++++ Entries supplied ++++

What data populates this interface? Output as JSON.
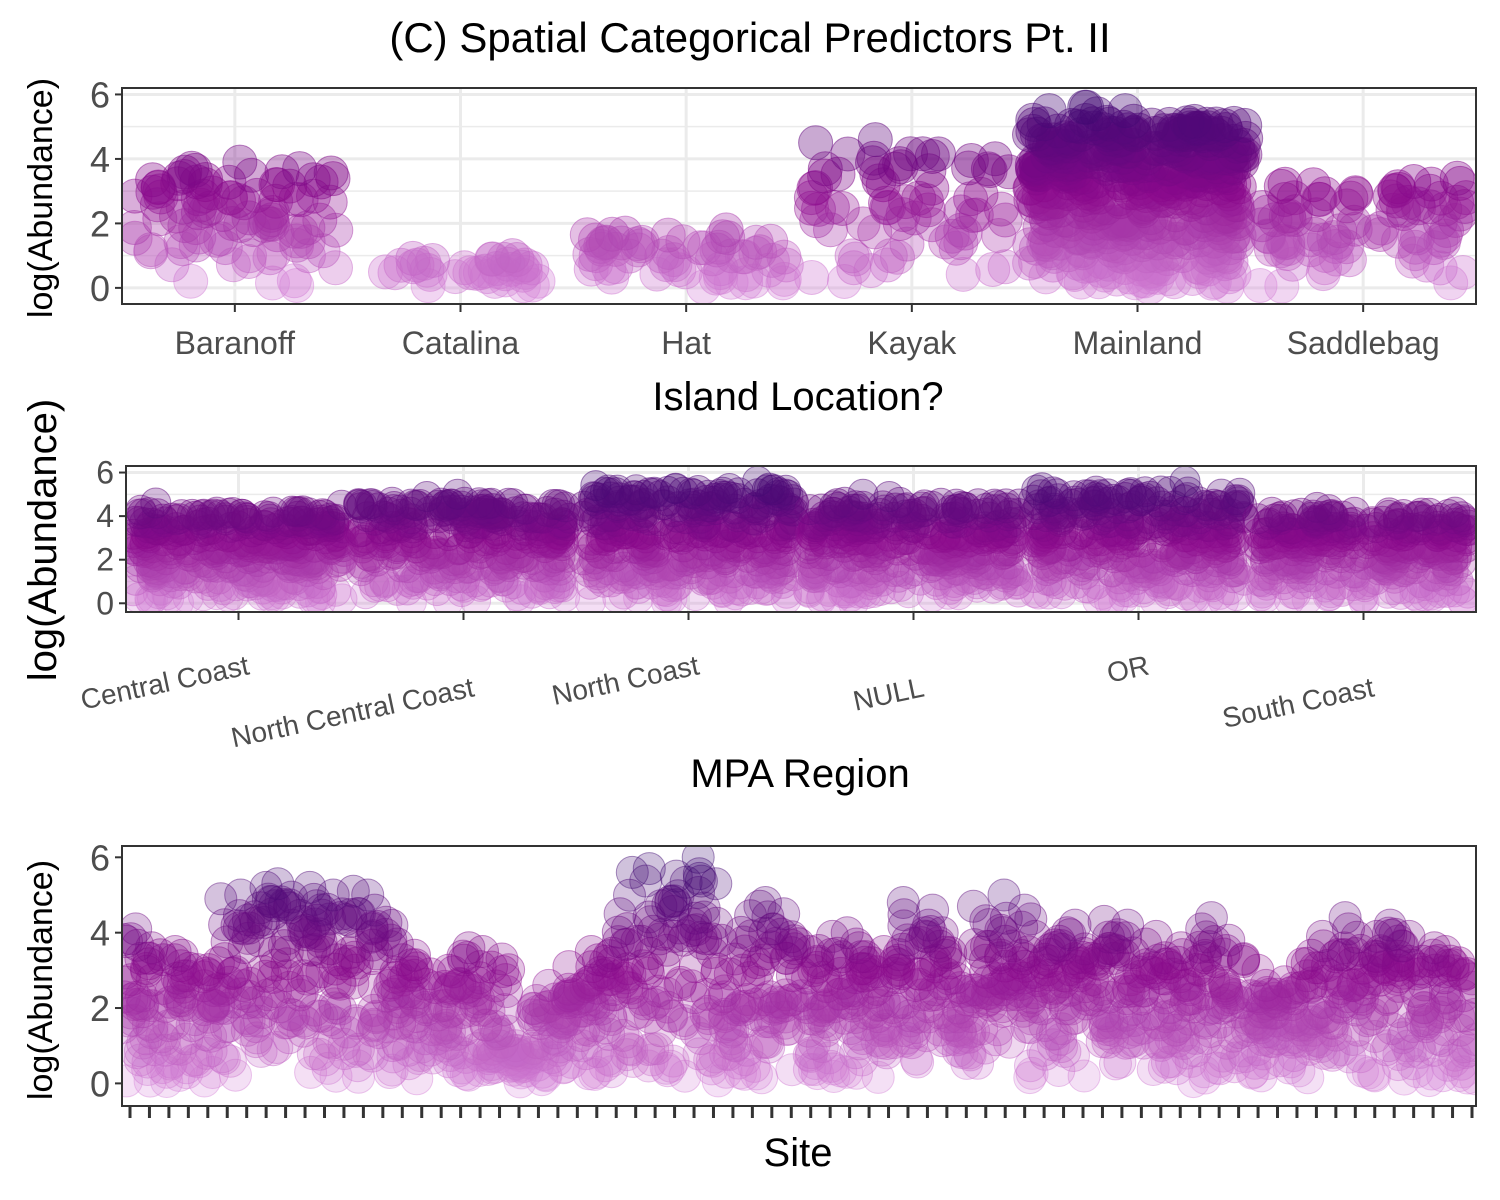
{
  "title": "(C) Spatial Categorical Predictors Pt. II",
  "colors": {
    "low": "#d98bdc",
    "mid": "#8b0a8c",
    "high": "#3d0a72",
    "grid": "#ebebeb",
    "frame": "#333333"
  },
  "chart_data": [
    {
      "type": "scatter",
      "xlabel": "Island Location?",
      "ylabel": "log(Abundance)",
      "ylim": [
        -0.5,
        6.2
      ],
      "yticks": [
        0,
        2,
        4,
        6
      ],
      "grid": true,
      "categories": [
        "Baranoff",
        "Catalina",
        "Hat",
        "Kayak",
        "Mainland",
        "Saddlebag"
      ],
      "series": [
        {
          "category": "Baranoff",
          "jitter": 0.45,
          "ymax": 4.0,
          "n": 90,
          "outliers": [
            3.6,
            3.9,
            3.7,
            3.4,
            3.2,
            2.8
          ]
        },
        {
          "category": "Catalina",
          "jitter": 0.35,
          "ymax": 1.0,
          "n": 35,
          "outliers": [
            1.0,
            0.9,
            0.6
          ]
        },
        {
          "category": "Hat",
          "jitter": 0.45,
          "ymax": 1.8,
          "n": 60,
          "outliers": [
            1.8,
            1.7,
            1.4
          ]
        },
        {
          "category": "Kayak",
          "jitter": 0.45,
          "ymax": 4.6,
          "n": 70,
          "outliers": [
            4.6,
            4.5,
            3.6,
            3.2,
            2.8
          ]
        },
        {
          "category": "Mainland",
          "jitter": 0.48,
          "ymax": 5.6,
          "n": 450,
          "outliers": [
            5.6,
            5.5,
            5.6,
            5.4,
            5.5
          ]
        },
        {
          "category": "Saddlebag",
          "jitter": 0.46,
          "ymax": 3.5,
          "n": 90,
          "outliers": [
            3.4,
            3.3,
            3.2,
            3.0
          ]
        }
      ]
    },
    {
      "type": "scatter",
      "xlabel": "MPA Region",
      "ylabel": "log(Abundance)",
      "ylim": [
        -0.4,
        6.3
      ],
      "yticks": [
        0,
        2,
        4,
        6
      ],
      "grid": true,
      "categories": [
        "Central Coast",
        "North Central Coast",
        "North Coast",
        "NULL",
        "OR",
        "South Coast"
      ],
      "series": [
        {
          "category": "Central Coast",
          "jitter": 0.47,
          "ymax": 4.6,
          "n": 320,
          "outliers": [
            4.6,
            4.5
          ]
        },
        {
          "category": "North Central Coast",
          "jitter": 0.47,
          "ymax": 5.0,
          "n": 300,
          "outliers": [
            4.9,
            5.0
          ]
        },
        {
          "category": "North Coast",
          "jitter": 0.47,
          "ymax": 5.7,
          "n": 340,
          "outliers": [
            5.6,
            5.4,
            5.2
          ]
        },
        {
          "category": "NULL",
          "jitter": 0.47,
          "ymax": 5.0,
          "n": 320,
          "outliers": [
            5.0,
            4.9
          ]
        },
        {
          "category": "OR",
          "jitter": 0.47,
          "ymax": 5.6,
          "n": 320,
          "outliers": [
            5.6,
            5.3
          ]
        },
        {
          "category": "South Coast",
          "jitter": 0.47,
          "ymax": 4.5,
          "n": 300,
          "outliers": [
            4.4,
            4.3
          ]
        }
      ]
    },
    {
      "type": "scatter",
      "xlabel": "Site",
      "ylabel": "log(Abundance)",
      "ylim": [
        -0.6,
        6.3
      ],
      "yticks": [
        0,
        2,
        4,
        6
      ],
      "grid": false,
      "site_count": 70,
      "site_max": [
        4.1,
        3.6,
        3.5,
        3.4,
        3.2,
        4.9,
        5.0,
        5.2,
        5.3,
        5.2,
        5.0,
        5.1,
        5.0,
        4.6,
        3.7,
        3.4,
        3.0,
        3.6,
        3.5,
        3.3,
        1.0,
        2.2,
        2.6,
        3.1,
        3.5,
        4.5,
        5.6,
        5.7,
        5.5,
        6.0,
        5.3,
        3.3,
        4.7,
        4.8,
        4.5,
        3.5,
        3.9,
        4.0,
        3.6,
        3.5,
        4.8,
        4.6,
        4.0,
        2.8,
        4.7,
        5.0,
        4.6,
        3.9,
        4.0,
        4.2,
        4.3,
        4.2,
        3.7,
        3.9,
        3.6,
        4.1,
        4.4,
        3.8,
        3.0,
        2.6,
        2.7,
        3.4,
        3.9,
        4.4,
        3.9,
        4.2,
        3.9,
        3.6,
        3.5,
        3.2
      ],
      "points_per_site": 22
    }
  ]
}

++++

- [Task objective]: Give the entries again word for word, but skip the pictures.

- [Answer to this task]:
What data populates this interface? Output as JSON.
{
  "title": "(C) Spatial Categorical Predictors Pt. II",
  "colors": {
    "low": "#d98bdc",
    "mid": "#8b0a8c",
    "high": "#3d0a72",
    "grid": "#ebebeb",
    "frame": "#333333"
  },
  "chart_data": [
    {
      "type": "scatter",
      "xlabel": "Island Location?",
      "ylabel": "log(Abundance)",
      "ylim": [
        -0.5,
        6.2
      ],
      "yticks": [
        0,
        2,
        4,
        6
      ],
      "grid": true,
      "categories": [
        "Baranoff",
        "Catalina",
        "Hat",
        "Kayak",
        "Mainland",
        "Saddlebag"
      ],
      "series": [
        {
          "category": "Baranoff",
          "jitter": 0.45,
          "ymax": 4.0,
          "n": 90,
          "outliers": [
            3.6,
            3.9,
            3.7,
            3.4,
            3.2,
            2.8
          ]
        },
        {
          "category": "Catalina",
          "jitter": 0.35,
          "ymax": 1.0,
          "n": 35,
          "outliers": [
            1.0,
            0.9,
            0.6
          ]
        },
        {
          "category": "Hat",
          "jitter": 0.45,
          "ymax": 1.8,
          "n": 60,
          "outliers": [
            1.8,
            1.7,
            1.4
          ]
        },
        {
          "category": "Kayak",
          "jitter": 0.45,
          "ymax": 4.6,
          "n": 70,
          "outliers": [
            4.6,
            4.5,
            3.6,
            3.2,
            2.8
          ]
        },
        {
          "category": "Mainland",
          "jitter": 0.48,
          "ymax": 5.6,
          "n": 450,
          "outliers": [
            5.6,
            5.5,
            5.6,
            5.4,
            5.5
          ]
        },
        {
          "category": "Saddlebag",
          "jitter": 0.46,
          "ymax": 3.5,
          "n": 90,
          "outliers": [
            3.4,
            3.3,
            3.2,
            3.0
          ]
        }
      ]
    },
    {
      "type": "scatter",
      "xlabel": "MPA Region",
      "ylabel": "log(Abundance)",
      "ylim": [
        -0.4,
        6.3
      ],
      "yticks": [
        0,
        2,
        4,
        6
      ],
      "grid": true,
      "categories": [
        "Central Coast",
        "North Central Coast",
        "North Coast",
        "NULL",
        "OR",
        "South Coast"
      ],
      "series": [
        {
          "category": "Central Coast",
          "jitter": 0.47,
          "ymax": 4.6,
          "n": 320,
          "outliers": [
            4.6,
            4.5
          ]
        },
        {
          "category": "North Central Coast",
          "jitter": 0.47,
          "ymax": 5.0,
          "n": 300,
          "outliers": [
            4.9,
            5.0
          ]
        },
        {
          "category": "North Coast",
          "jitter": 0.47,
          "ymax": 5.7,
          "n": 340,
          "outliers": [
            5.6,
            5.4,
            5.2
          ]
        },
        {
          "category": "NULL",
          "jitter": 0.47,
          "ymax": 5.0,
          "n": 320,
          "outliers": [
            5.0,
            4.9
          ]
        },
        {
          "category": "OR",
          "jitter": 0.47,
          "ymax": 5.6,
          "n": 320,
          "outliers": [
            5.6,
            5.3
          ]
        },
        {
          "category": "South Coast",
          "jitter": 0.47,
          "ymax": 4.5,
          "n": 300,
          "outliers": [
            4.4,
            4.3
          ]
        }
      ]
    },
    {
      "type": "scatter",
      "xlabel": "Site",
      "ylabel": "log(Abundance)",
      "ylim": [
        -0.6,
        6.3
      ],
      "yticks": [
        0,
        2,
        4,
        6
      ],
      "grid": false,
      "site_count": 70,
      "site_max": [
        4.1,
        3.6,
        3.5,
        3.4,
        3.2,
        4.9,
        5.0,
        5.2,
        5.3,
        5.2,
        5.0,
        5.1,
        5.0,
        4.6,
        3.7,
        3.4,
        3.0,
        3.6,
        3.5,
        3.3,
        1.0,
        2.2,
        2.6,
        3.1,
        3.5,
        4.5,
        5.6,
        5.7,
        5.5,
        6.0,
        5.3,
        3.3,
        4.7,
        4.8,
        4.5,
        3.5,
        3.9,
        4.0,
        3.6,
        3.5,
        4.8,
        4.6,
        4.0,
        2.8,
        4.7,
        5.0,
        4.6,
        3.9,
        4.0,
        4.2,
        4.3,
        4.2,
        3.7,
        3.9,
        3.6,
        4.1,
        4.4,
        3.8,
        3.0,
        2.6,
        2.7,
        3.4,
        3.9,
        4.4,
        3.9,
        4.2,
        3.9,
        3.6,
        3.5,
        3.2
      ],
      "points_per_site": 22
    }
  ]
}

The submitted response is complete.